• WORK TO BE COMPLETED:
Go through the entries below, tally each line with the string "background", and give the final number by itself.

Figure dataset records
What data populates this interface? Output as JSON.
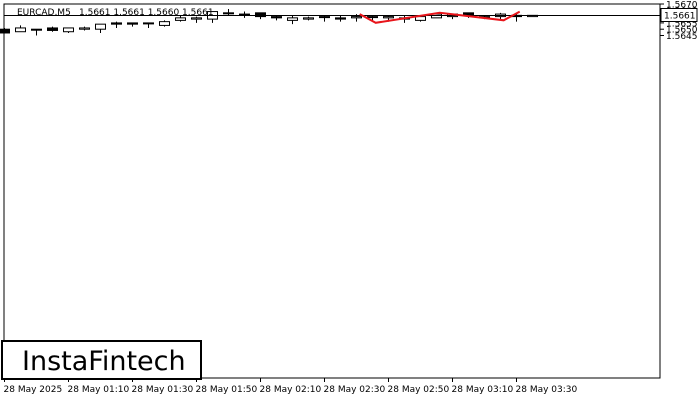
{
  "header": {
    "symbol": "EURCAD,M5",
    "ohlc": "1.5661 1.5661 1.5660 1.5661"
  },
  "logo": {
    "text": "InstaFintech"
  },
  "current_price": {
    "label": "1.5661",
    "value": 1.5661
  },
  "colors": {
    "pattern": "#e8151b",
    "candle": "#000000",
    "background": "#ffffff"
  },
  "chart_data": {
    "type": "candlestick",
    "title": "",
    "xlabel": "",
    "ylabel": "",
    "ylim": [
      1.5641,
      1.567
    ],
    "y_ticks": [
      1.567,
      1.5665,
      1.566,
      1.5655,
      1.565,
      1.5645
    ],
    "y_tick_labels": [
      "1.5670",
      "1.5665",
      "1.5660",
      "1.5655",
      "1.5650",
      "1.5645"
    ],
    "x_ticks": [
      {
        "index": 0,
        "label": "28 May 2025"
      },
      {
        "index": 4,
        "label": "28 May 01:10"
      },
      {
        "index": 8,
        "label": "28 May 01:30"
      },
      {
        "index": 12,
        "label": "28 May 01:50"
      },
      {
        "index": 16,
        "label": "28 May 02:10"
      },
      {
        "index": 20,
        "label": "28 May 02:30"
      },
      {
        "index": 24,
        "label": "28 May 02:50"
      },
      {
        "index": 28,
        "label": "28 May 03:10"
      },
      {
        "index": 32,
        "label": "28 May 03:30"
      }
    ],
    "candles": [
      {
        "o": 1.565,
        "h": 1.5651,
        "l": 1.5647,
        "c": 1.5647
      },
      {
        "o": 1.5648,
        "h": 1.5653,
        "l": 1.5648,
        "c": 1.5651
      },
      {
        "o": 1.565,
        "h": 1.565,
        "l": 1.5645,
        "c": 1.565
      },
      {
        "o": 1.5651,
        "h": 1.5652,
        "l": 1.5648,
        "c": 1.5649
      },
      {
        "o": 1.5648,
        "h": 1.5651,
        "l": 1.5647,
        "c": 1.5651
      },
      {
        "o": 1.565,
        "h": 1.5652,
        "l": 1.5649,
        "c": 1.5651
      },
      {
        "o": 1.565,
        "h": 1.5654,
        "l": 1.5647,
        "c": 1.5654
      },
      {
        "o": 1.5655,
        "h": 1.5656,
        "l": 1.5651,
        "c": 1.5654
      },
      {
        "o": 1.5655,
        "h": 1.5655,
        "l": 1.5652,
        "c": 1.5654
      },
      {
        "o": 1.5655,
        "h": 1.5655,
        "l": 1.5651,
        "c": 1.5655
      },
      {
        "o": 1.5653,
        "h": 1.5657,
        "l": 1.5652,
        "c": 1.5656
      },
      {
        "o": 1.5657,
        "h": 1.5661,
        "l": 1.5656,
        "c": 1.5659
      },
      {
        "o": 1.5658,
        "h": 1.566,
        "l": 1.5655,
        "c": 1.5659
      },
      {
        "o": 1.5658,
        "h": 1.5664,
        "l": 1.5655,
        "c": 1.5664
      },
      {
        "o": 1.5663,
        "h": 1.5666,
        "l": 1.5661,
        "c": 1.5663
      },
      {
        "o": 1.5662,
        "h": 1.5664,
        "l": 1.5659,
        "c": 1.5662
      },
      {
        "o": 1.5663,
        "h": 1.5663,
        "l": 1.5658,
        "c": 1.566
      },
      {
        "o": 1.566,
        "h": 1.5661,
        "l": 1.5657,
        "c": 1.5659
      },
      {
        "o": 1.5657,
        "h": 1.5661,
        "l": 1.5654,
        "c": 1.5659
      },
      {
        "o": 1.5658,
        "h": 1.566,
        "l": 1.5657,
        "c": 1.5659
      },
      {
        "o": 1.566,
        "h": 1.5661,
        "l": 1.5656,
        "c": 1.566
      },
      {
        "o": 1.5659,
        "h": 1.5661,
        "l": 1.5656,
        "c": 1.5658
      },
      {
        "o": 1.5659,
        "h": 1.5662,
        "l": 1.5656,
        "c": 1.566
      },
      {
        "o": 1.566,
        "h": 1.5661,
        "l": 1.5657,
        "c": 1.566
      },
      {
        "o": 1.5659,
        "h": 1.5661,
        "l": 1.5656,
        "c": 1.566
      },
      {
        "o": 1.5659,
        "h": 1.5661,
        "l": 1.5655,
        "c": 1.5658
      },
      {
        "o": 1.5657,
        "h": 1.5661,
        "l": 1.5656,
        "c": 1.566
      },
      {
        "o": 1.5659,
        "h": 1.5663,
        "l": 1.5659,
        "c": 1.5662
      },
      {
        "o": 1.566,
        "h": 1.5662,
        "l": 1.5658,
        "c": 1.5662
      },
      {
        "o": 1.5663,
        "h": 1.5663,
        "l": 1.5659,
        "c": 1.5661
      },
      {
        "o": 1.566,
        "h": 1.5661,
        "l": 1.5658,
        "c": 1.5659
      },
      {
        "o": 1.566,
        "h": 1.5663,
        "l": 1.5658,
        "c": 1.5662
      },
      {
        "o": 1.5661,
        "h": 1.5662,
        "l": 1.5656,
        "c": 1.566
      },
      {
        "o": 1.566,
        "h": 1.5661,
        "l": 1.566,
        "c": 1.5661
      }
    ],
    "pattern_line": [
      {
        "index": 22.2,
        "value": 1.5662
      },
      {
        "index": 23.2,
        "value": 1.56551
      },
      {
        "index": 27.2,
        "value": 1.5663
      },
      {
        "index": 31.2,
        "value": 1.56571
      },
      {
        "index": 32.2,
        "value": 1.5664
      }
    ],
    "grid": false
  }
}
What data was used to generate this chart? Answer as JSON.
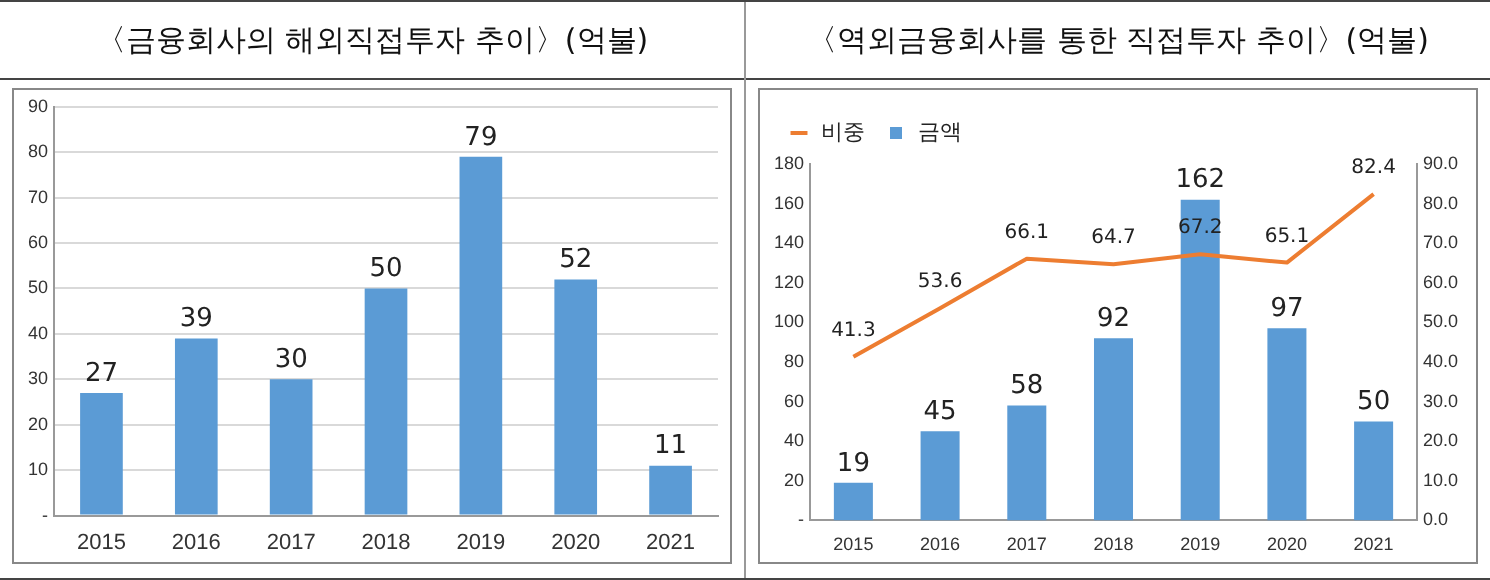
{
  "chart_data": [
    {
      "type": "bar",
      "title": "〈금융회사의 해외직접투자 추이〉(억불)",
      "categories": [
        "2015",
        "2016",
        "2017",
        "2018",
        "2019",
        "2020",
        "2021"
      ],
      "series": [
        {
          "color": "#5b9bd5",
          "values": [
            27,
            39,
            30,
            50,
            79,
            52,
            11
          ]
        }
      ],
      "ylim": [
        0,
        90
      ],
      "yticks": [
        {
          "value": 0,
          "label": "-"
        },
        10,
        20,
        30,
        40,
        50,
        60,
        70,
        80,
        90
      ],
      "grid": "y",
      "legend": false,
      "data_labels": true
    },
    {
      "type": "bar",
      "title": "〈역외금융회사를 통한 직접투자 추이〉(억불)",
      "categories": [
        "2015",
        "2016",
        "2017",
        "2018",
        "2019",
        "2020",
        "2021"
      ],
      "series": [
        {
          "name": "금액",
          "color": "#5b9bd5",
          "values": [
            19,
            45,
            58,
            92,
            162,
            97,
            50
          ]
        },
        {
          "name": "비중",
          "type": "line",
          "axis": "y2",
          "color": "#ed7d31",
          "values": [
            41.3,
            53.6,
            66.1,
            64.7,
            67.2,
            65.1,
            82.4
          ]
        }
      ],
      "ylim": [
        0,
        180
      ],
      "yticks": [
        {
          "value": 0,
          "label": "-"
        },
        20,
        40,
        60,
        80,
        100,
        120,
        140,
        160,
        180
      ],
      "y2lim": [
        0,
        90
      ],
      "y2ticks": [
        {
          "value": 0,
          "label": "0.0"
        },
        {
          "value": 10,
          "label": "10.0"
        },
        {
          "value": 20,
          "label": "20.0"
        },
        {
          "value": 30,
          "label": "30.0"
        },
        {
          "value": 40,
          "label": "40.0"
        },
        {
          "value": 50,
          "label": "50.0"
        },
        {
          "value": 60,
          "label": "60.0"
        },
        {
          "value": 70,
          "label": "70.0"
        },
        {
          "value": 80,
          "label": "80.0"
        },
        {
          "value": 90,
          "label": "90.0"
        }
      ],
      "grid": false,
      "legend": "top left",
      "marker": "none",
      "data_labels": true
    }
  ]
}
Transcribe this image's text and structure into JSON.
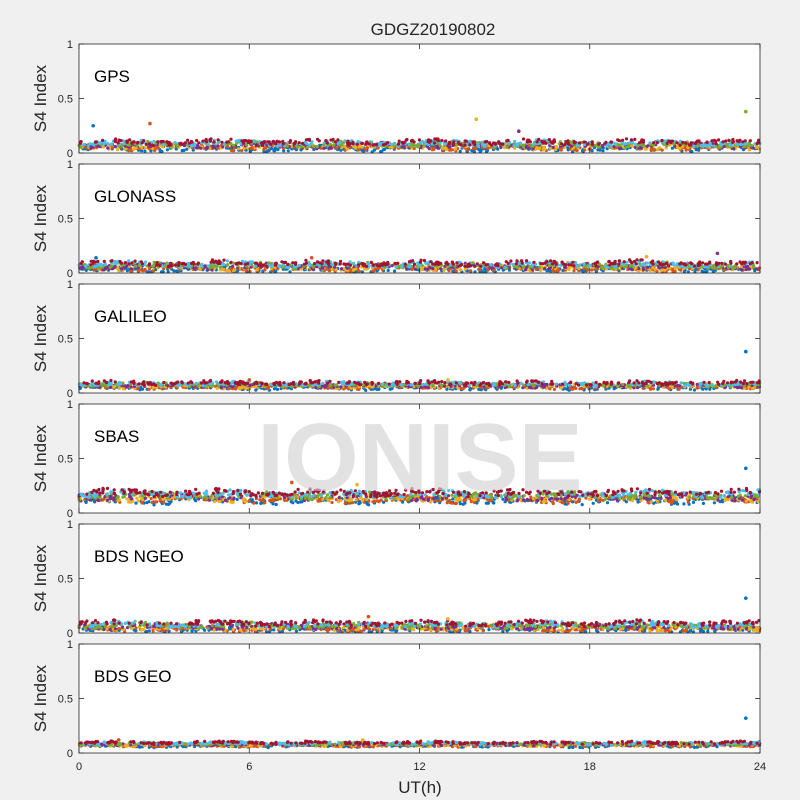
{
  "title": "GDGZ20190802",
  "watermark": "IONISE",
  "chart_data": {
    "type": "scatter",
    "title": "GDGZ20190802",
    "xlabel": "UT(h)",
    "ylabel": "S4 Index",
    "xlim": [
      0,
      24
    ],
    "ylim": [
      0,
      1
    ],
    "xticks": [
      "0",
      "6",
      "12",
      "18",
      "24"
    ],
    "yticks": [
      "0",
      "0.5",
      "1"
    ],
    "grid": false,
    "series_colors": [
      "#0072BD",
      "#D95319",
      "#EDB120",
      "#7E2F8E",
      "#77AC30",
      "#4DBEEE",
      "#A2142F"
    ],
    "panels": [
      {
        "label": "GPS",
        "base": 0.07,
        "spread": 0.04,
        "outliers": [
          [
            0.5,
            0.25
          ],
          [
            2.5,
            0.27
          ],
          [
            14.0,
            0.31
          ],
          [
            15.5,
            0.2
          ],
          [
            23.5,
            0.38
          ]
        ]
      },
      {
        "label": "GLONASS",
        "base": 0.06,
        "spread": 0.04,
        "outliers": [
          [
            0.6,
            0.14
          ],
          [
            8.2,
            0.14
          ],
          [
            20.0,
            0.15
          ],
          [
            22.5,
            0.18
          ]
        ]
      },
      {
        "label": "GALILEO",
        "base": 0.07,
        "spread": 0.03,
        "outliers": [
          [
            23.5,
            0.38
          ],
          [
            6.0,
            0.12
          ],
          [
            13.0,
            0.12
          ]
        ]
      },
      {
        "label": "SBAS",
        "base": 0.15,
        "spread": 0.05,
        "outliers": [
          [
            23.5,
            0.41
          ],
          [
            7.5,
            0.28
          ],
          [
            9.8,
            0.26
          ]
        ]
      },
      {
        "label": "BDS NGEO",
        "base": 0.06,
        "spread": 0.04,
        "outliers": [
          [
            23.5,
            0.32
          ],
          [
            10.2,
            0.15
          ],
          [
            13.0,
            0.13
          ]
        ]
      },
      {
        "label": "BDS GEO",
        "base": 0.08,
        "spread": 0.02,
        "outliers": [
          [
            23.5,
            0.32
          ],
          [
            1.4,
            0.12
          ],
          [
            10.0,
            0.12
          ]
        ]
      }
    ]
  }
}
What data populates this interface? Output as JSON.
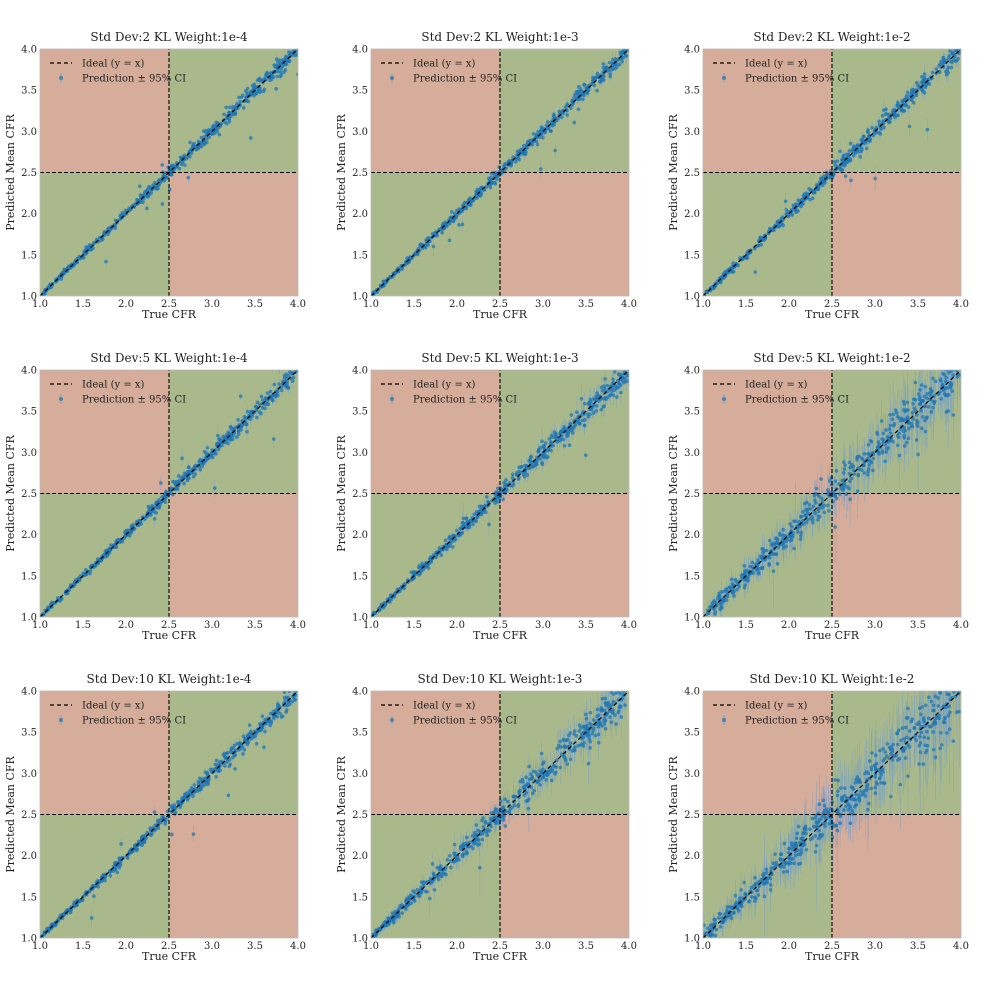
{
  "figure": {
    "background": "#ffffff",
    "colors": {
      "correct_region": "#a9b98b",
      "incorrect_region": "#d6ad9a",
      "ideal_line": "#000000",
      "threshold_line": "#000000",
      "points": "#1f77b4",
      "error_bars": "#6f9ccf"
    }
  },
  "chart_data": [
    {
      "type": "scatter",
      "title": "Std Dev:2 KL Weight:1e-4",
      "xlabel": "True CFR",
      "ylabel": "Predicted Mean CFR",
      "xlim": [
        1.0,
        4.0
      ],
      "ylim": [
        1.0,
        4.0
      ],
      "xticks": [
        "1.0",
        "1.5",
        "2.0",
        "2.5",
        "3.0",
        "3.5",
        "4.0"
      ],
      "yticks": [
        "1.0",
        "1.5",
        "2.0",
        "2.5",
        "3.0",
        "3.5",
        "4.0"
      ],
      "threshold": 2.5,
      "legend": {
        "ideal": "Ideal (y = x)",
        "pred": "Prediction ± 95% CI",
        "placement": "top-left"
      },
      "spread": 0.035,
      "ci": 0.03,
      "n_points": 520,
      "outliers": 10
    },
    {
      "type": "scatter",
      "title": "Std Dev:2 KL Weight:1e-3",
      "xlabel": "True CFR",
      "ylabel": "Predicted Mean CFR",
      "xlim": [
        1.0,
        4.0
      ],
      "ylim": [
        1.0,
        4.0
      ],
      "xticks": [
        "1.0",
        "1.5",
        "2.0",
        "2.5",
        "3.0",
        "3.5",
        "4.0"
      ],
      "yticks": [
        "1.0",
        "1.5",
        "2.0",
        "2.5",
        "3.0",
        "3.5",
        "4.0"
      ],
      "threshold": 2.5,
      "legend": {
        "ideal": "Ideal (y = x)",
        "pred": "Prediction ± 95% CI",
        "placement": "top-left"
      },
      "spread": 0.035,
      "ci": 0.04,
      "n_points": 520,
      "outliers": 8
    },
    {
      "type": "scatter",
      "title": "Std Dev:2 KL Weight:1e-2",
      "xlabel": "True CFR",
      "ylabel": "Predicted Mean CFR",
      "xlim": [
        1.0,
        4.0
      ],
      "ylim": [
        1.0,
        4.0
      ],
      "xticks": [
        "1.0",
        "1.5",
        "2.0",
        "2.5",
        "3.0",
        "3.5",
        "4.0"
      ],
      "yticks": [
        "1.0",
        "1.5",
        "2.0",
        "2.5",
        "3.0",
        "3.5",
        "4.0"
      ],
      "threshold": 2.5,
      "legend": {
        "ideal": "Ideal (y = x)",
        "pred": "Prediction ± 95% CI",
        "placement": "top-left"
      },
      "spread": 0.04,
      "ci": 0.05,
      "n_points": 520,
      "outliers": 10
    },
    {
      "type": "scatter",
      "title": "Std Dev:5 KL Weight:1e-4",
      "xlabel": "True CFR",
      "ylabel": "Predicted Mean CFR",
      "xlim": [
        1.0,
        4.0
      ],
      "ylim": [
        1.0,
        4.0
      ],
      "xticks": [
        "1.0",
        "1.5",
        "2.0",
        "2.5",
        "3.0",
        "3.5",
        "4.0"
      ],
      "yticks": [
        "1.0",
        "1.5",
        "2.0",
        "2.5",
        "3.0",
        "3.5",
        "4.0"
      ],
      "threshold": 2.5,
      "legend": {
        "ideal": "Ideal (y = x)",
        "pred": "Prediction ± 95% CI",
        "placement": "top-left"
      },
      "spread": 0.035,
      "ci": 0.04,
      "n_points": 520,
      "outliers": 10
    },
    {
      "type": "scatter",
      "title": "Std Dev:5 KL Weight:1e-3",
      "xlabel": "True CFR",
      "ylabel": "Predicted Mean CFR",
      "xlim": [
        1.0,
        4.0
      ],
      "ylim": [
        1.0,
        4.0
      ],
      "xticks": [
        "1.0",
        "1.5",
        "2.0",
        "2.5",
        "3.0",
        "3.5",
        "4.0"
      ],
      "yticks": [
        "1.0",
        "1.5",
        "2.0",
        "2.5",
        "3.0",
        "3.5",
        "4.0"
      ],
      "threshold": 2.5,
      "legend": {
        "ideal": "Ideal (y = x)",
        "pred": "Prediction ± 95% CI",
        "placement": "top-left"
      },
      "spread": 0.045,
      "ci": 0.07,
      "n_points": 520,
      "outliers": 8
    },
    {
      "type": "scatter",
      "title": "Std Dev:5 KL Weight:1e-2",
      "xlabel": "True CFR",
      "ylabel": "Predicted Mean CFR",
      "xlim": [
        1.0,
        4.0
      ],
      "ylim": [
        1.0,
        4.0
      ],
      "xticks": [
        "1.0",
        "1.5",
        "2.0",
        "2.5",
        "3.0",
        "3.5",
        "4.0"
      ],
      "yticks": [
        "1.0",
        "1.5",
        "2.0",
        "2.5",
        "3.0",
        "3.5",
        "4.0"
      ],
      "threshold": 2.5,
      "legend": {
        "ideal": "Ideal (y = x)",
        "pred": "Prediction ± 95% CI",
        "placement": "top-left"
      },
      "spread": 0.1,
      "ci": 0.22,
      "n_points": 520,
      "outliers": 6
    },
    {
      "type": "scatter",
      "title": "Std Dev:10 KL Weight:1e-4",
      "xlabel": "True CFR",
      "ylabel": "Predicted Mean CFR",
      "xlim": [
        1.0,
        4.0
      ],
      "ylim": [
        1.0,
        4.0
      ],
      "xticks": [
        "1.0",
        "1.5",
        "2.0",
        "2.5",
        "3.0",
        "3.5",
        "4.0"
      ],
      "yticks": [
        "1.0",
        "1.5",
        "2.0",
        "2.5",
        "3.0",
        "3.5",
        "4.0"
      ],
      "threshold": 2.5,
      "legend": {
        "ideal": "Ideal (y = x)",
        "pred": "Prediction ± 95% CI",
        "placement": "top-left"
      },
      "spread": 0.035,
      "ci": 0.04,
      "n_points": 520,
      "outliers": 10
    },
    {
      "type": "scatter",
      "title": "Std Dev:10 KL Weight:1e-3",
      "xlabel": "True CFR",
      "ylabel": "Predicted Mean CFR",
      "xlim": [
        1.0,
        4.0
      ],
      "ylim": [
        1.0,
        4.0
      ],
      "xticks": [
        "1.0",
        "1.5",
        "2.0",
        "2.5",
        "3.0",
        "3.5",
        "4.0"
      ],
      "yticks": [
        "1.0",
        "1.5",
        "2.0",
        "2.5",
        "3.0",
        "3.5",
        "4.0"
      ],
      "threshold": 2.5,
      "legend": {
        "ideal": "Ideal (y = x)",
        "pred": "Prediction ± 95% CI",
        "placement": "top-left"
      },
      "spread": 0.07,
      "ci": 0.12,
      "n_points": 520,
      "outliers": 8
    },
    {
      "type": "scatter",
      "title": "Std Dev:10 KL Weight:1e-2",
      "xlabel": "True CFR",
      "ylabel": "Predicted Mean CFR",
      "xlim": [
        1.0,
        4.0
      ],
      "ylim": [
        1.0,
        4.0
      ],
      "xticks": [
        "1.0",
        "1.5",
        "2.0",
        "2.5",
        "3.0",
        "3.5",
        "4.0"
      ],
      "yticks": [
        "1.0",
        "1.5",
        "2.0",
        "2.5",
        "3.0",
        "3.5",
        "4.0"
      ],
      "threshold": 2.5,
      "legend": {
        "ideal": "Ideal (y = x)",
        "pred": "Prediction ± 95% CI",
        "placement": "top-left"
      },
      "spread": 0.13,
      "ci": 0.3,
      "n_points": 520,
      "outliers": 8
    }
  ]
}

• WRITTEN ANSWER:
2